> [WHAT THE EXERCISE ASKS]: Exclude the pictures; give every entry again exactly as written.

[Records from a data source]
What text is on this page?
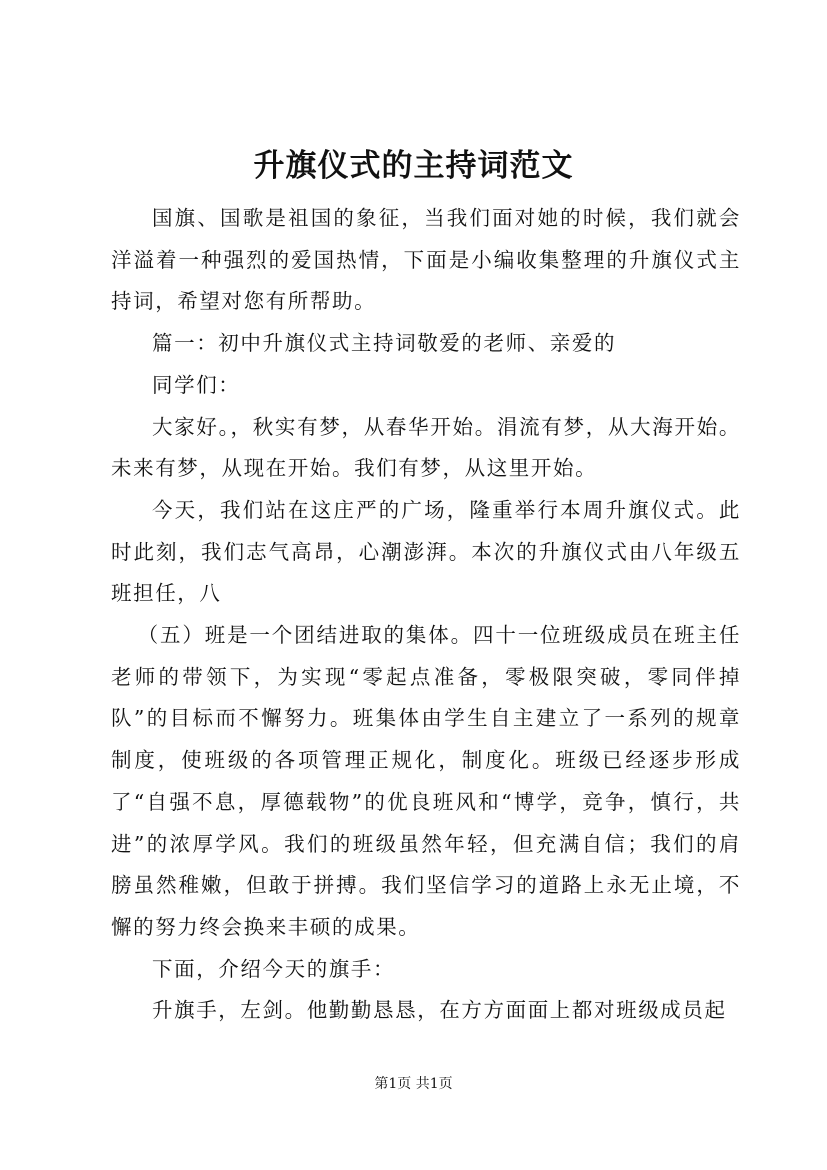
升旗仪式的主持词范文

国旗、国歌是祖国的象征，当我们面对她的时候，我们就会洋溢着一种强烈的爱国热情，下面是小编收集整理的升旗仪式主持词，希望对您有所帮助。

篇一：初中升旗仪式主持词敬爱的老师、亲爱的

同学们：

大家好。，秋实有梦，从春华开始。涓流有梦，从大海开始。未来有梦，从现在开始。我们有梦，从这里开始。

今天，我们站在这庄严的广场，隆重举行本周升旗仪式。此时此刻，我们志气高昂，心潮澎湃。本次的升旗仪式由八年级五班担任，八

（五）班是一个团结进取的集体。四十一位班级成员在班主任老师的带领下，为实现“零起点准备，零极限突破，零同伴掉队”的目标而不懈努力。班集体由学生自主建立了一系列的规章制度，使班级的各项管理正规化，制度化。班级已经逐步形成了“自强不息，厚德载物”的优良班风和“博学，竞争，慎行，共进”的浓厚学风。我们的班级虽然年轻，但充满自信；我们的肩膀虽然稚嫩，但敢于拼搏。我们坚信学习的道路上永无止境，不懈的努力终会换来丰硕的成果。

下面，介绍今天的旗手：

升旗手，左剑。他勤勤恳恳，在方方面面上都对班级成员起

第1页 共1页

> [THE RESULT]:
What text is on this page?
升旗仪式的主持词范文

国旗、国歌是祖国的象征，当我们面对她的时候，我们就会洋溢着一种强烈的爱国热情，下面是小编收集整理的升旗仪式主持词，希望对您有所帮助。

篇一：初中升旗仪式主持词敬爱的老师、亲爱的

同学们：

大家好。，秋实有梦，从春华开始。涓流有梦，从大海开始。未来有梦，从现在开始。我们有梦，从这里开始。

今天，我们站在这庄严的广场，隆重举行本周升旗仪式。此时此刻，我们志气高昂，心潮澎湃。本次的升旗仪式由八年级五班担任，八

（五）班是一个团结进取的集体。四十一位班级成员在班主任老师的带领下，为实现“零起点准备，零极限突破，零同伴掉队”的目标而不懈努力。班集体由学生自主建立了一系列的规章制度，使班级的各项管理正规化，制度化。班级已经逐步形成了“自强不息，厚德载物”的优良班风和“博学，竞争，慎行，共进”的浓厚学风。我们的班级虽然年轻，但充满自信；我们的肩膀虽然稚嫩，但敢于拼搏。我们坚信学习的道路上永无止境，不懈的努力终会换来丰硕的成果。

下面，介绍今天的旗手：

升旗手，左剑。他勤勤恳恳，在方方面面上都对班级成员起

第1页 共1页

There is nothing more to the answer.